Provided information:
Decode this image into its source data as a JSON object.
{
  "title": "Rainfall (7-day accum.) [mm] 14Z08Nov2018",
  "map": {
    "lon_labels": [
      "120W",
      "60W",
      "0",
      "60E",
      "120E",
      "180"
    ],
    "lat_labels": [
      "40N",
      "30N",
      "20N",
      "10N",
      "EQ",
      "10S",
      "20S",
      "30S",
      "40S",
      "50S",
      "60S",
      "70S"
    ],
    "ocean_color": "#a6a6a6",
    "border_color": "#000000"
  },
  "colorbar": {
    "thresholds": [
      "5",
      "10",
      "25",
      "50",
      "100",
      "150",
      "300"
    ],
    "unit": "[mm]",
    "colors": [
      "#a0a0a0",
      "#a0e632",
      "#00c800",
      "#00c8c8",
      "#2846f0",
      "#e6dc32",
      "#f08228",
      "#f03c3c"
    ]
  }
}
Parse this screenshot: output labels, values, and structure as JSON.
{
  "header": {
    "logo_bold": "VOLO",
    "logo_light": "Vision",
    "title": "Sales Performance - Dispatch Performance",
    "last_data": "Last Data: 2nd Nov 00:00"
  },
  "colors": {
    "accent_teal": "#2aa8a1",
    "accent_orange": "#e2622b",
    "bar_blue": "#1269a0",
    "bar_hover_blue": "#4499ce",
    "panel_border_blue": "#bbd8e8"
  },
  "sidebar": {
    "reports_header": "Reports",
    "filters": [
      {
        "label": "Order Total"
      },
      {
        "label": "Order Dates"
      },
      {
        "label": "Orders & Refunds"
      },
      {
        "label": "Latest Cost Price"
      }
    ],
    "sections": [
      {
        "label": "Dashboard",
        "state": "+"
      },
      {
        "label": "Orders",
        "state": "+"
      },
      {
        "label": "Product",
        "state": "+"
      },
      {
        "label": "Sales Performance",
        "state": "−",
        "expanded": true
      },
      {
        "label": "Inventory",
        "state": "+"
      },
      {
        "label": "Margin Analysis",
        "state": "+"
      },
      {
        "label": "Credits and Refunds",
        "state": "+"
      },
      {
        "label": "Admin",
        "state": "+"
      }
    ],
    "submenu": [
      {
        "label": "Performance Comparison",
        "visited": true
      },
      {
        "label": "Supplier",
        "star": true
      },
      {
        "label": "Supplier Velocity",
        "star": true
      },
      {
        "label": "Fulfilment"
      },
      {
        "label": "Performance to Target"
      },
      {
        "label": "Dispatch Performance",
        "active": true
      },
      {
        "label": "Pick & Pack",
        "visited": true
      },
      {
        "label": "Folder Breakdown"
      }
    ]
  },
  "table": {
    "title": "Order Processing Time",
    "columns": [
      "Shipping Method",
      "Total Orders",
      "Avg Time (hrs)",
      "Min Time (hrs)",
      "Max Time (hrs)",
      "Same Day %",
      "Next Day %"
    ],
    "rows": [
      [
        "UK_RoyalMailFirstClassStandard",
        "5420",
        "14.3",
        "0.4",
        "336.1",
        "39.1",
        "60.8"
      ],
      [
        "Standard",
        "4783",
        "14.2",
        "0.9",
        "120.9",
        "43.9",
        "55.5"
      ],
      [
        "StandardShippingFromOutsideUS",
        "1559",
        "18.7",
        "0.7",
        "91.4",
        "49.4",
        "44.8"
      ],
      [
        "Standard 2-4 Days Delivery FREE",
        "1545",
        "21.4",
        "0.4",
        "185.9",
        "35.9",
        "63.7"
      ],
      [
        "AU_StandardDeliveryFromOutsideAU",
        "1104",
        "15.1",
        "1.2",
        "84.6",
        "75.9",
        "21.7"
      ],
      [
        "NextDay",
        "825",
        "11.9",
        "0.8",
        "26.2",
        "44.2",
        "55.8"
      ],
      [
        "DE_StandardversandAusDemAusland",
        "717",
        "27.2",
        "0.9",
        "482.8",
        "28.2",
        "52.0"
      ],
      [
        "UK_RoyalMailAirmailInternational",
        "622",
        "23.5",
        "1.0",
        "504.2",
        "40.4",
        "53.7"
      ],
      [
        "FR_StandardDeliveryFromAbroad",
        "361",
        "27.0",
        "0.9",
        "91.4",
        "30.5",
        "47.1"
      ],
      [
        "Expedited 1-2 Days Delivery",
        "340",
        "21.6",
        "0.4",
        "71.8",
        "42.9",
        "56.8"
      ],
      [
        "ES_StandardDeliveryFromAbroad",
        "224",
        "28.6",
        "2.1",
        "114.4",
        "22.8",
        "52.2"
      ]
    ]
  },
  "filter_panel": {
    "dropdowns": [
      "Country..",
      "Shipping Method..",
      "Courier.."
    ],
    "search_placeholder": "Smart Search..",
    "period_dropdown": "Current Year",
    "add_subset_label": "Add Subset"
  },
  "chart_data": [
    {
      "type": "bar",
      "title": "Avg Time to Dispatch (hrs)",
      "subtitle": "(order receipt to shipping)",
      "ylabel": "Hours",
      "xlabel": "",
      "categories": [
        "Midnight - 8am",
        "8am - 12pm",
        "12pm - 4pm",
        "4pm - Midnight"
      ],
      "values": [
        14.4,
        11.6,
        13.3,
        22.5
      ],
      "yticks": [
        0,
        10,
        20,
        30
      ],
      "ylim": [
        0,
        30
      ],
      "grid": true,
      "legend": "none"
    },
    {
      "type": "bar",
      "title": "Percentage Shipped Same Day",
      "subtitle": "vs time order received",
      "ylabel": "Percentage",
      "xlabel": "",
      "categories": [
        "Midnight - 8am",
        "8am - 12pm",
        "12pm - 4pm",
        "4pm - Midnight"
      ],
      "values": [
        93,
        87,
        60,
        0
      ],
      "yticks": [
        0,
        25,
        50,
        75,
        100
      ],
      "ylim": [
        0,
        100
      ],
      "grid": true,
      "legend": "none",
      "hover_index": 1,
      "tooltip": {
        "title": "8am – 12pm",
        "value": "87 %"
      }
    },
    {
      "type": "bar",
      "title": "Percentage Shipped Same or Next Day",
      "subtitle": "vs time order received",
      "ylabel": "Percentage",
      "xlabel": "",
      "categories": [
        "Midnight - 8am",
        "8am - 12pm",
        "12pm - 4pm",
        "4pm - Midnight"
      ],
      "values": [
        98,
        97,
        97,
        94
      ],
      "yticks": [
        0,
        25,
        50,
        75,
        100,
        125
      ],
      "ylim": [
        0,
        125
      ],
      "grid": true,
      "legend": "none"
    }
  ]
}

Exercise directions: Look for "this" and pull out every line that has it.

The reply:
Decode this image into its source data as a JSON object.
Parse this screenshot: output labels, values, and structure as JSON.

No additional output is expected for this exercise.